* [Records for this exercise]:

:::::

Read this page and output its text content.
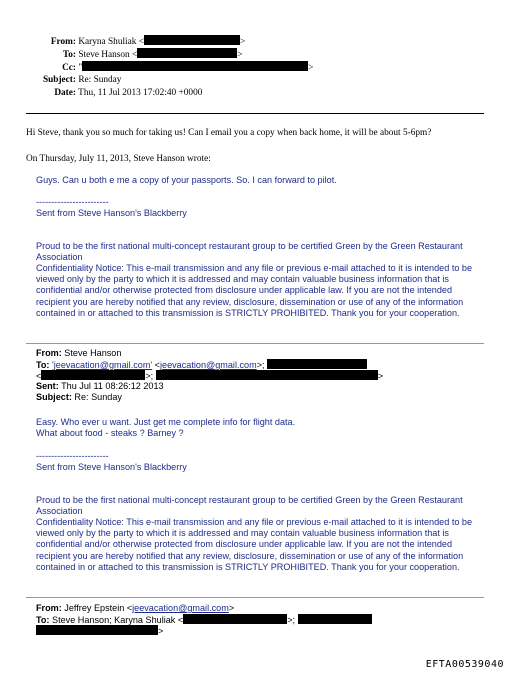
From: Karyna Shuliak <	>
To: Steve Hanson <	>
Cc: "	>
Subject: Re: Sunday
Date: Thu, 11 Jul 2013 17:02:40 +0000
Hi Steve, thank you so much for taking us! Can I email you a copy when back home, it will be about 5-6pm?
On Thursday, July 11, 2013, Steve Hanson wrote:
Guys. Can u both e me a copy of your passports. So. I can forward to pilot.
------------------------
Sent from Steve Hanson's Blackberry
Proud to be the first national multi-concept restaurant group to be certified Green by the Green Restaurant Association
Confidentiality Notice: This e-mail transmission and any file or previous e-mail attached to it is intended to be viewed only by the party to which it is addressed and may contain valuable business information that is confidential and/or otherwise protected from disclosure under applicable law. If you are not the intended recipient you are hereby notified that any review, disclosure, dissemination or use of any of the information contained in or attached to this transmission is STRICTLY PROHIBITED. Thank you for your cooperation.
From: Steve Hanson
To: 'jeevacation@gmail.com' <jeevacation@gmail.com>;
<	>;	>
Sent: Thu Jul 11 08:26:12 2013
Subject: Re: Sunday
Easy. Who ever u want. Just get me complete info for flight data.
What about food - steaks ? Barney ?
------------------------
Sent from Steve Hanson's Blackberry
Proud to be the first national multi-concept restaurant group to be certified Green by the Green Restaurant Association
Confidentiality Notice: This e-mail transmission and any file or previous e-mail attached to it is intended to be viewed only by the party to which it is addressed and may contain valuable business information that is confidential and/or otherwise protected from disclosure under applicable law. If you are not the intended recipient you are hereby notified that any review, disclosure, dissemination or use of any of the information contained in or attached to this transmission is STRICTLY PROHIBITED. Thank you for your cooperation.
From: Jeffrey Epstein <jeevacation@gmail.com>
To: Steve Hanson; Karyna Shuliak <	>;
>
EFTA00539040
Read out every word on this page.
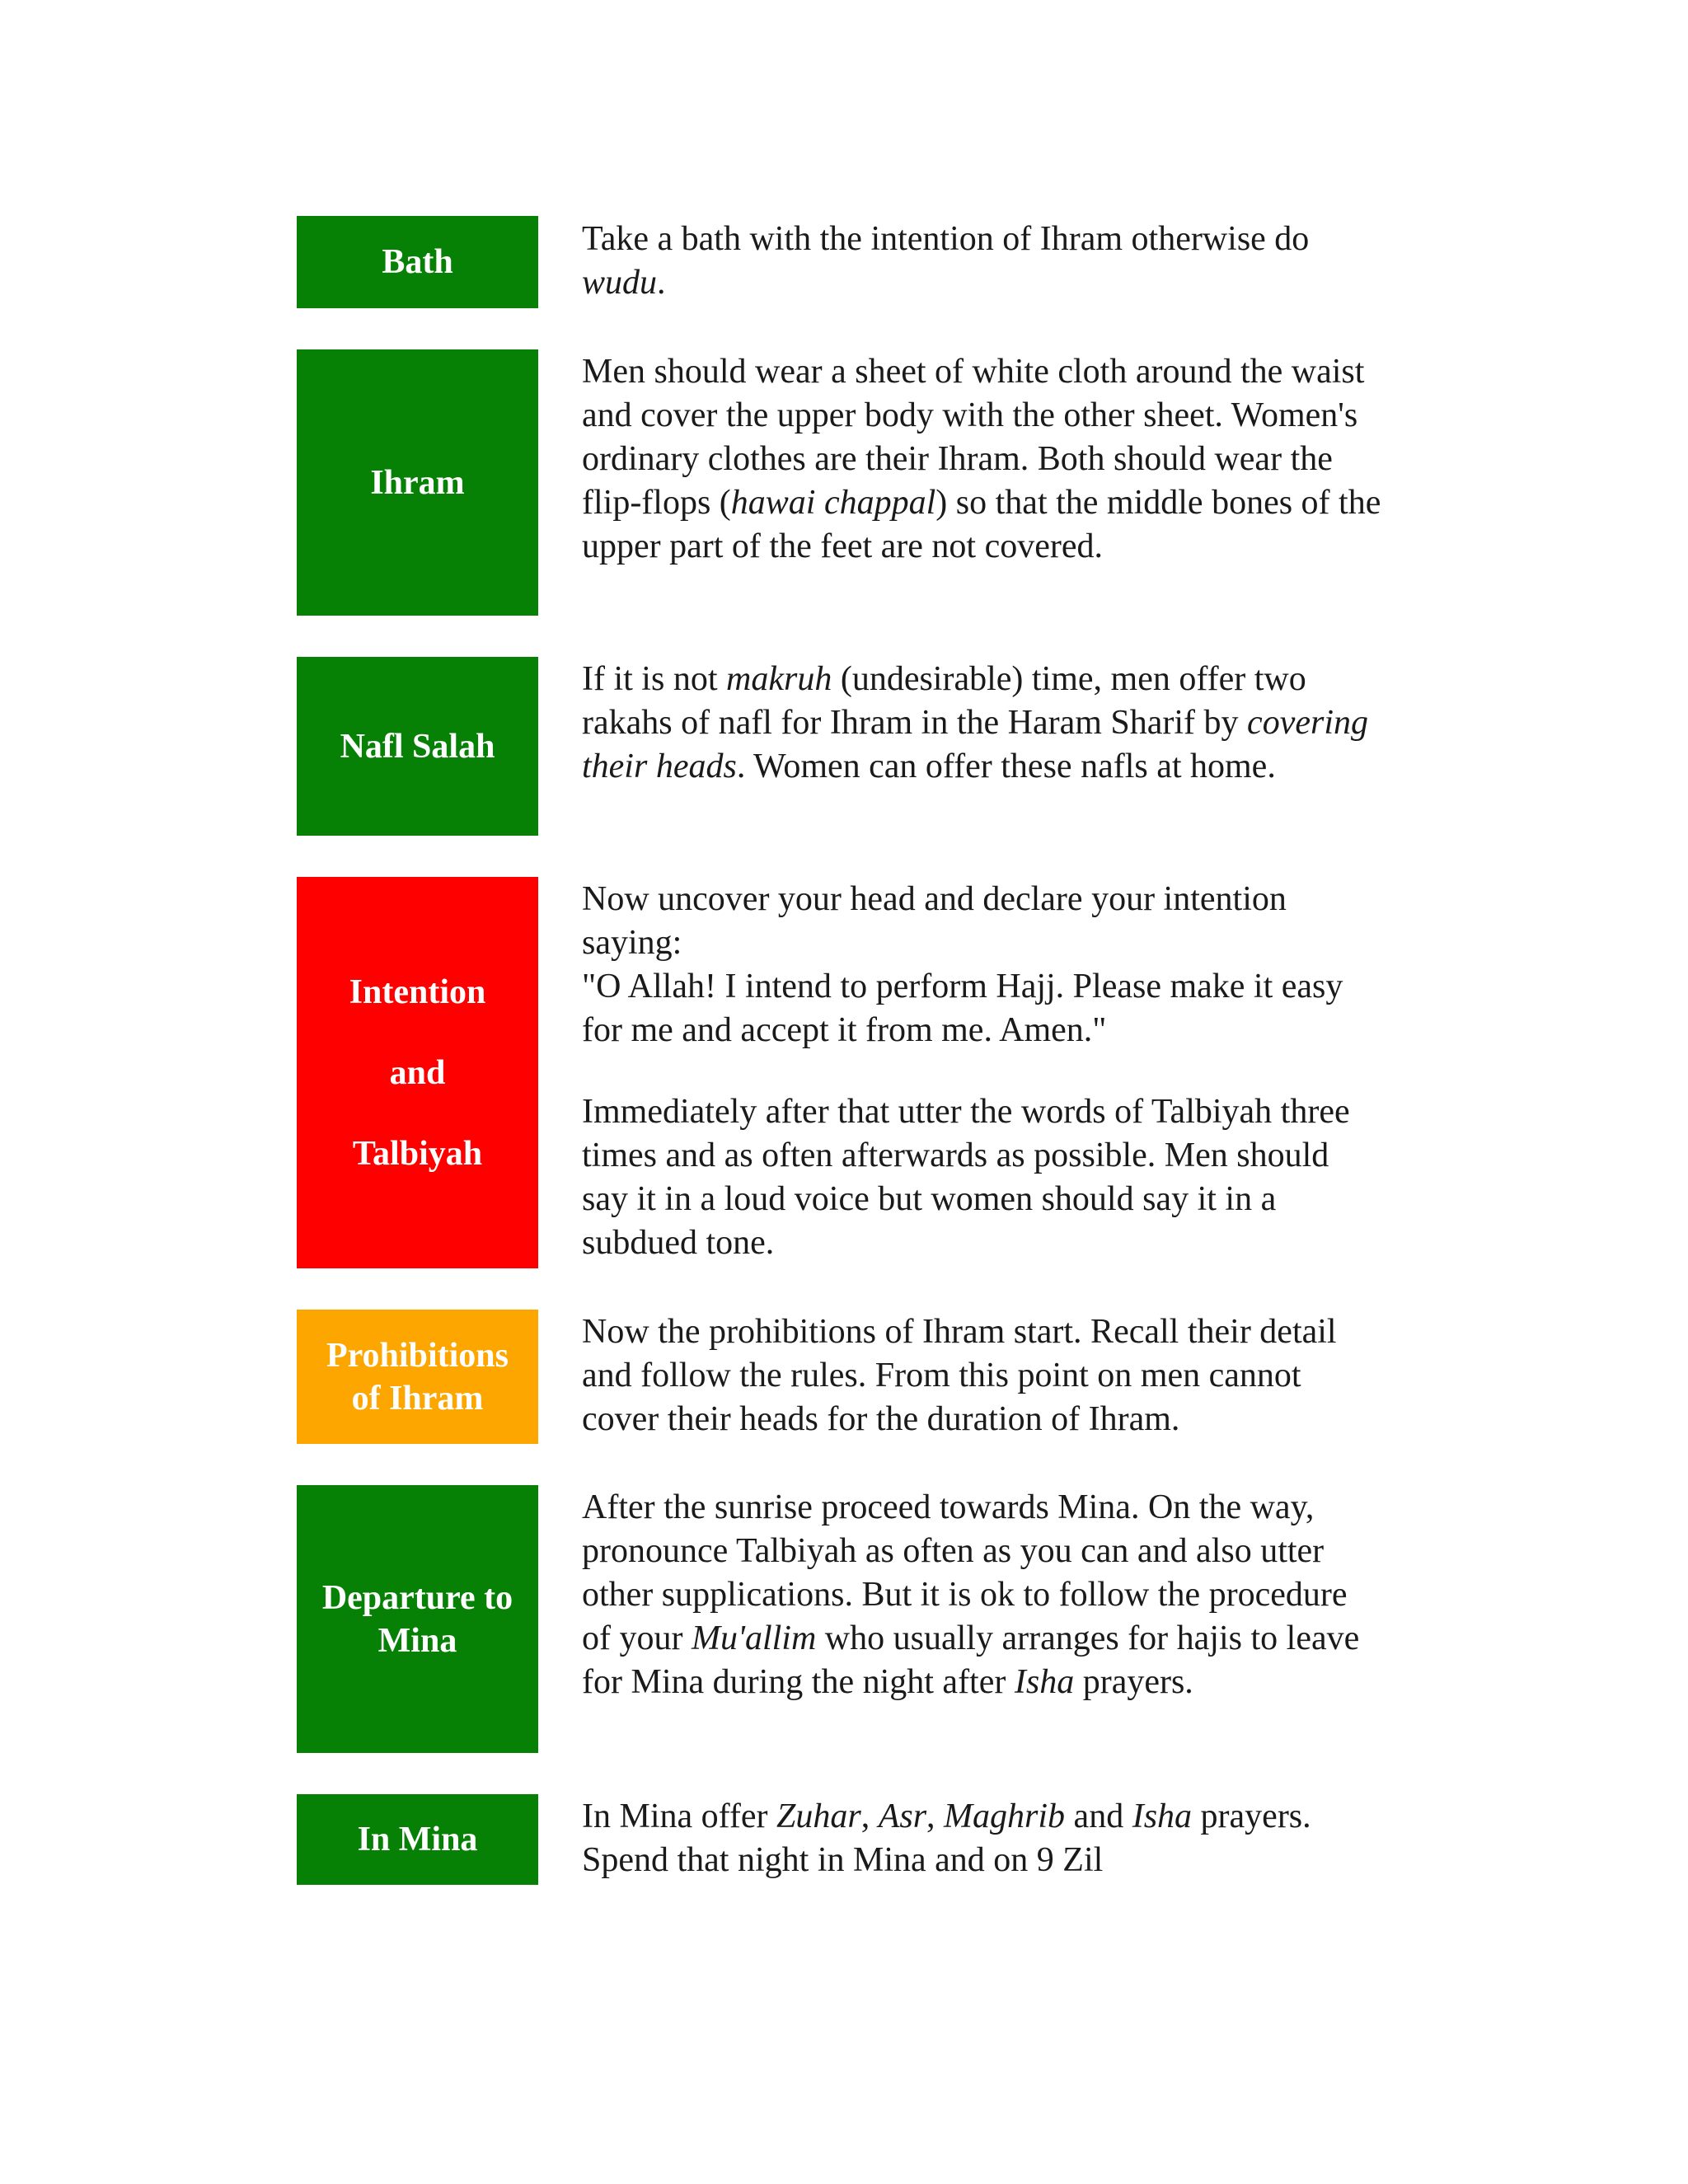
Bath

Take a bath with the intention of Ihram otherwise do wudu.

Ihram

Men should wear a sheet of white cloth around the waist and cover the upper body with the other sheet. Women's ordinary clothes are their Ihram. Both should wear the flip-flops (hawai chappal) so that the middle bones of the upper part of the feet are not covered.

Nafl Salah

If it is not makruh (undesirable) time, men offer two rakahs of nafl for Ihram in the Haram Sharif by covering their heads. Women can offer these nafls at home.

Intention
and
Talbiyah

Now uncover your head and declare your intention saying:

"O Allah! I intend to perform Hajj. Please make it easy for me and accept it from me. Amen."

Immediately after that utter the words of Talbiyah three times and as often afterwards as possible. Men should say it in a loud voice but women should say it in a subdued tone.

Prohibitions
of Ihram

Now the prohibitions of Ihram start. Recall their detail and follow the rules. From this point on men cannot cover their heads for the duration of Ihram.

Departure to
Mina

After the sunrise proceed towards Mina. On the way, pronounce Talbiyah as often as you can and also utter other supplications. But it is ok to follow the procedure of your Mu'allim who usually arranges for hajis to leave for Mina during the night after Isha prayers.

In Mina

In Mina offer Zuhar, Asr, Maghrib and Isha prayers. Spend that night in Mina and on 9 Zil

:::::

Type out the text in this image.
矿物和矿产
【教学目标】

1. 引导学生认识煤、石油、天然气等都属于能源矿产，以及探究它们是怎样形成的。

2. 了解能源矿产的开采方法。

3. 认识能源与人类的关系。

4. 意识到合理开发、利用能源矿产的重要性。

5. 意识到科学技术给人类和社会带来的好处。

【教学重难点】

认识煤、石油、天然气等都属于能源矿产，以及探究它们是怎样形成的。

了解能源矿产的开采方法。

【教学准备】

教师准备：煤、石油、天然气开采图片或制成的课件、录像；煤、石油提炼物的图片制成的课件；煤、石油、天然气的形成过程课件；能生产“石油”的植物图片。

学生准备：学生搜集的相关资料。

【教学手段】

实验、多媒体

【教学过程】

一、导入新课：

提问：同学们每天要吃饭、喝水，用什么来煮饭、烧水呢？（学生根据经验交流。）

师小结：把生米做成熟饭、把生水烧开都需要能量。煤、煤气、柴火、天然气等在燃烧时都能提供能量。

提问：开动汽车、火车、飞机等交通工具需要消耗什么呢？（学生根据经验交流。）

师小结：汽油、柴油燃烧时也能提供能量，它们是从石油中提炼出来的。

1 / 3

:::::

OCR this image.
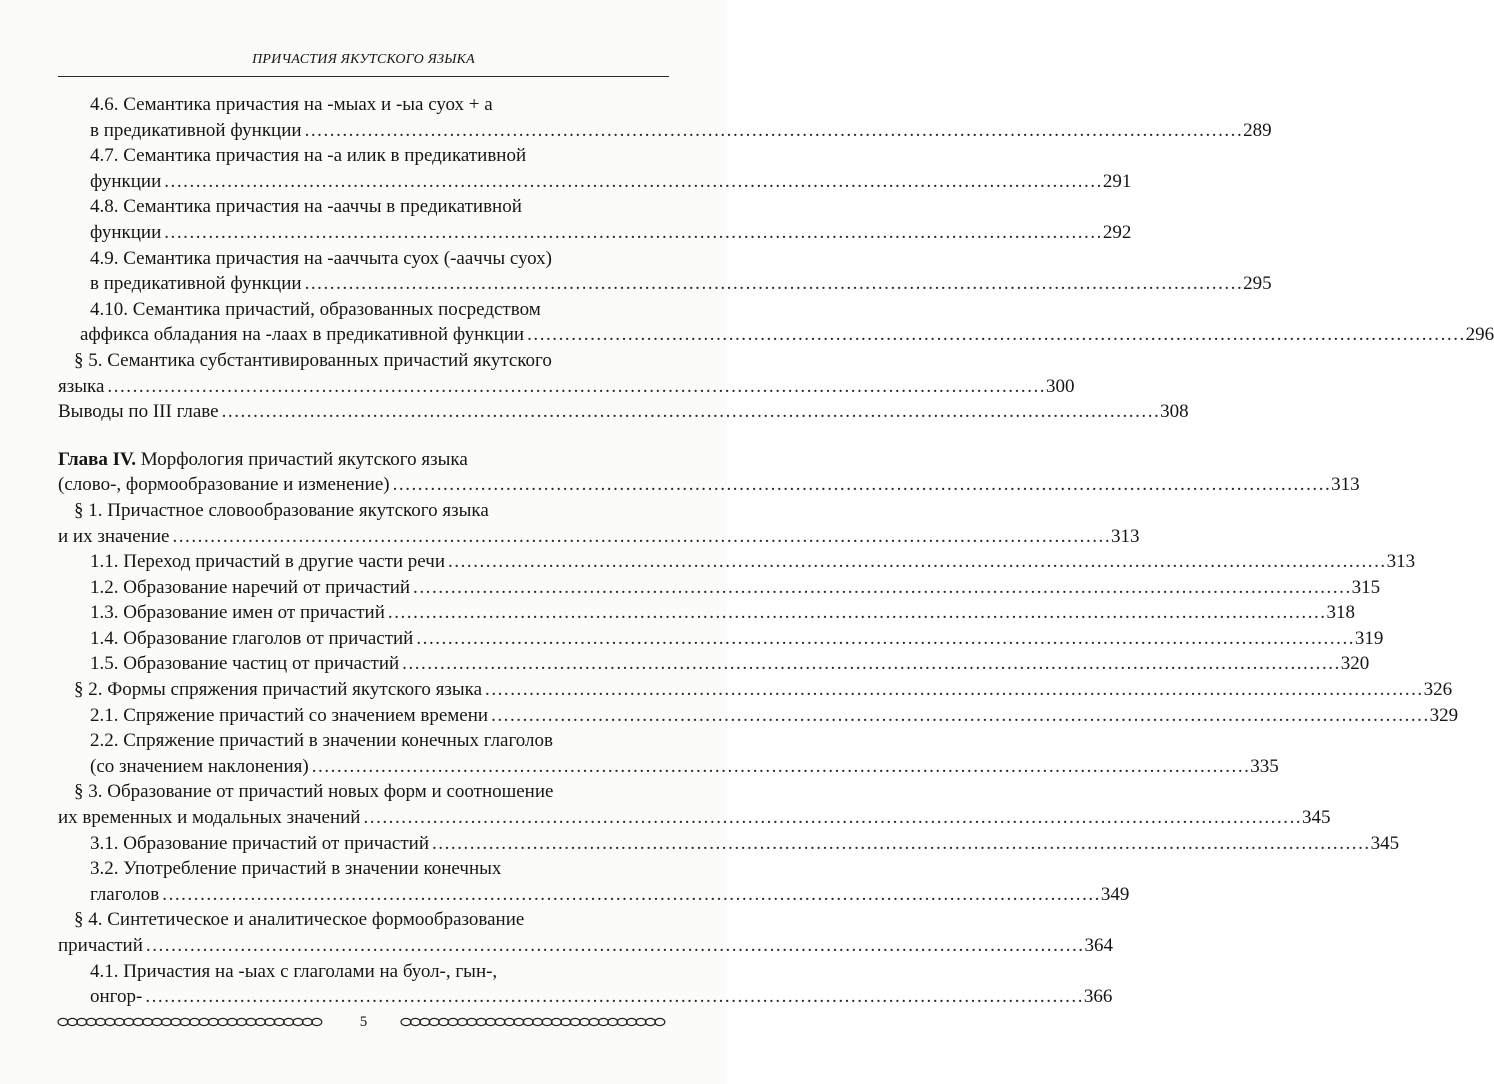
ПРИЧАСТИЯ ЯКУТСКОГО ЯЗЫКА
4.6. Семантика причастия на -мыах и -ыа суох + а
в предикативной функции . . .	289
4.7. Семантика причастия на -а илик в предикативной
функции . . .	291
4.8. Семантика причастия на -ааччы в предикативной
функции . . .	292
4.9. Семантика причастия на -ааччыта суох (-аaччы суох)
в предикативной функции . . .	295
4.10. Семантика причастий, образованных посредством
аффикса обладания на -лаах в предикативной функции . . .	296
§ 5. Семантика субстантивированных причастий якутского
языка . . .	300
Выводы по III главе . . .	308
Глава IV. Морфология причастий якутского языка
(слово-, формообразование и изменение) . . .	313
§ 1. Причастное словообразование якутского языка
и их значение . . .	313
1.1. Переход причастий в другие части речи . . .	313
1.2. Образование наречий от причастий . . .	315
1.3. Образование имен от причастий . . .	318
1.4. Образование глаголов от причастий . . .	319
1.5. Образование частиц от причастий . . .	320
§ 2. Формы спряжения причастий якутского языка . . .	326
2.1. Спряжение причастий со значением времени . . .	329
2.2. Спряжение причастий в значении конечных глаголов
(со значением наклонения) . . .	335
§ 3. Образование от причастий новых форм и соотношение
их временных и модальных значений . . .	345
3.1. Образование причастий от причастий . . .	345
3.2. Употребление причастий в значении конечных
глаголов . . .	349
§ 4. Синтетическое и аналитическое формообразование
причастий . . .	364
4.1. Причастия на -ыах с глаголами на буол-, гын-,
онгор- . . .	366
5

:::::

* [Task details]: From the data, pick out every line that includes "Talbiyah".

* [Task response]:
Talbiyah
Immediately after that utter the words of Talbiyah three times and as often afterwards as possible. Men should say it in a loud voice but women should say it in a subdued tone.
After the sunrise proceed towards Mina. On the way, pronounce Talbiyah as often as you can and also utter other supplications. But it is ok to follow the procedure of your Mu'allim who usually arranges for hajis to leave for Mina during the night after Isha prayers.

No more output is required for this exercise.